» **Exercise brief**
Among the records below, find each line that includes the string "components" and copy it.

» **Excerpted records**
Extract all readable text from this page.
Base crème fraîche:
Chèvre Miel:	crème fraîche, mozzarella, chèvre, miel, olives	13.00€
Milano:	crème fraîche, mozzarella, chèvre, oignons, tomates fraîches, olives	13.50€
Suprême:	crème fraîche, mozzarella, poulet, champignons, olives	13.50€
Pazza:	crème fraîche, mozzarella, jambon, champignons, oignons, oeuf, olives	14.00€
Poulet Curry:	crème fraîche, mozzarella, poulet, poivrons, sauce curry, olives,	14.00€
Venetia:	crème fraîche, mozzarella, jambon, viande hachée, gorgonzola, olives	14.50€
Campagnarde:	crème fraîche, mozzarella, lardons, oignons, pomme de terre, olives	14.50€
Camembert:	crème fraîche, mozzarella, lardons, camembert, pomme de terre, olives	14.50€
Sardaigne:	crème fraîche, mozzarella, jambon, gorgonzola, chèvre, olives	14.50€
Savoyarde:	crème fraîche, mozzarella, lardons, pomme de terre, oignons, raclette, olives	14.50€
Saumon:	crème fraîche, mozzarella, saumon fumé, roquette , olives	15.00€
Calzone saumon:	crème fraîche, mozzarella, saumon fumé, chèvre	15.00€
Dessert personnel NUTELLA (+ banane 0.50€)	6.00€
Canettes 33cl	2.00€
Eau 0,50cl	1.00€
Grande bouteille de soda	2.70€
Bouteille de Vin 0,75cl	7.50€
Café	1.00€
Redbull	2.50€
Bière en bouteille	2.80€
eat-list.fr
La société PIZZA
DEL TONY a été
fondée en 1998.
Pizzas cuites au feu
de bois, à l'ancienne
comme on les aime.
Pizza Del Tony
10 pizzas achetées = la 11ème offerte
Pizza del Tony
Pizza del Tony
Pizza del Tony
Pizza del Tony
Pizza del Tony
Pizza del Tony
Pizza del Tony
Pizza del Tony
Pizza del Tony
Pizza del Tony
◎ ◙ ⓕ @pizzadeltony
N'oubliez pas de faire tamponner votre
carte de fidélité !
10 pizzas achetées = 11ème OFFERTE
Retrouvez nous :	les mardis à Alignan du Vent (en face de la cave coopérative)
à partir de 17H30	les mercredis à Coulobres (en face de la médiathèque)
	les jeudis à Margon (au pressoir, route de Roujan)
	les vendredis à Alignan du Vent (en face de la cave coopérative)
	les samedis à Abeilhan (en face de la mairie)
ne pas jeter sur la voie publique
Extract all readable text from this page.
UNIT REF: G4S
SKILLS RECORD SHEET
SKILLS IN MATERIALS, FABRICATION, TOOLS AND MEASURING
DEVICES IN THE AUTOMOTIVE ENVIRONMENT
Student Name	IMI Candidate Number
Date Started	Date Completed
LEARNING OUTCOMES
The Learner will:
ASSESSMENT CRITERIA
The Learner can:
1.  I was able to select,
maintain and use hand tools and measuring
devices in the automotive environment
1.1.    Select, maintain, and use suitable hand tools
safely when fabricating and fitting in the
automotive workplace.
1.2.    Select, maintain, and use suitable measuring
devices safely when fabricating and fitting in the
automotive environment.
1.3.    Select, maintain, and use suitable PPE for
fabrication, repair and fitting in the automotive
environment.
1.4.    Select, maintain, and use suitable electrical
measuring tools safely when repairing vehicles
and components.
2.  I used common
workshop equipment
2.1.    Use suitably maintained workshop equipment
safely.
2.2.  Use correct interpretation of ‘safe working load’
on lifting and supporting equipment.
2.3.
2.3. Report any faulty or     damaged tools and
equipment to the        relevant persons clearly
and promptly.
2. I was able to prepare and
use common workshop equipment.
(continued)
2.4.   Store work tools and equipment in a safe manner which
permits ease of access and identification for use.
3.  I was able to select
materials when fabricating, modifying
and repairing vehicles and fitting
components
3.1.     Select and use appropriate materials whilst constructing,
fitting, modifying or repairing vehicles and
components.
...
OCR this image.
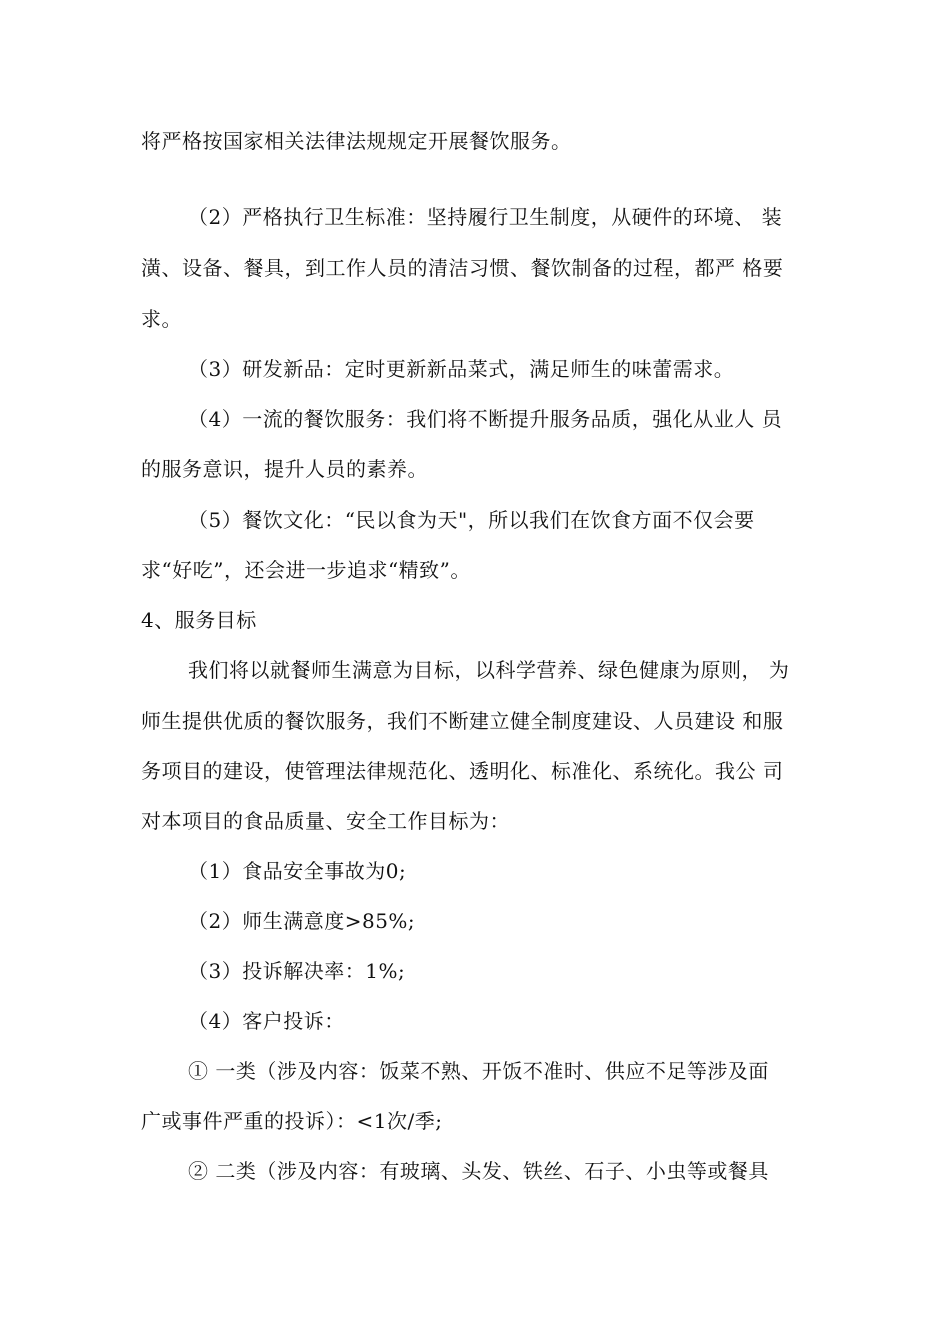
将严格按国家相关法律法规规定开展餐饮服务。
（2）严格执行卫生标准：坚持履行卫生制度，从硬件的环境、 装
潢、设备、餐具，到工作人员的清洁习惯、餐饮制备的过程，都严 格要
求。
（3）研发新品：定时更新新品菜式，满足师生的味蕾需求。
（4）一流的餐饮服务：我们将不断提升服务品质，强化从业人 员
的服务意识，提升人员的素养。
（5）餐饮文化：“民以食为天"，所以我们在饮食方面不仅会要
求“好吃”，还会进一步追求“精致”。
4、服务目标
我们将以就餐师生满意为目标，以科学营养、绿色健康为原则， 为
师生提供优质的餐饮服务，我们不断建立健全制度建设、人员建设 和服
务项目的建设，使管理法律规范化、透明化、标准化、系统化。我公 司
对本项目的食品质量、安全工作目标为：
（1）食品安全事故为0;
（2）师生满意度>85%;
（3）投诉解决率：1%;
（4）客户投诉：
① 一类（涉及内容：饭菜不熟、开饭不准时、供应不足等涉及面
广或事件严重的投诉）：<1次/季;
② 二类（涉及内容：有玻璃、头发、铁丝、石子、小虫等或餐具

» **In response**
and components.
components
components.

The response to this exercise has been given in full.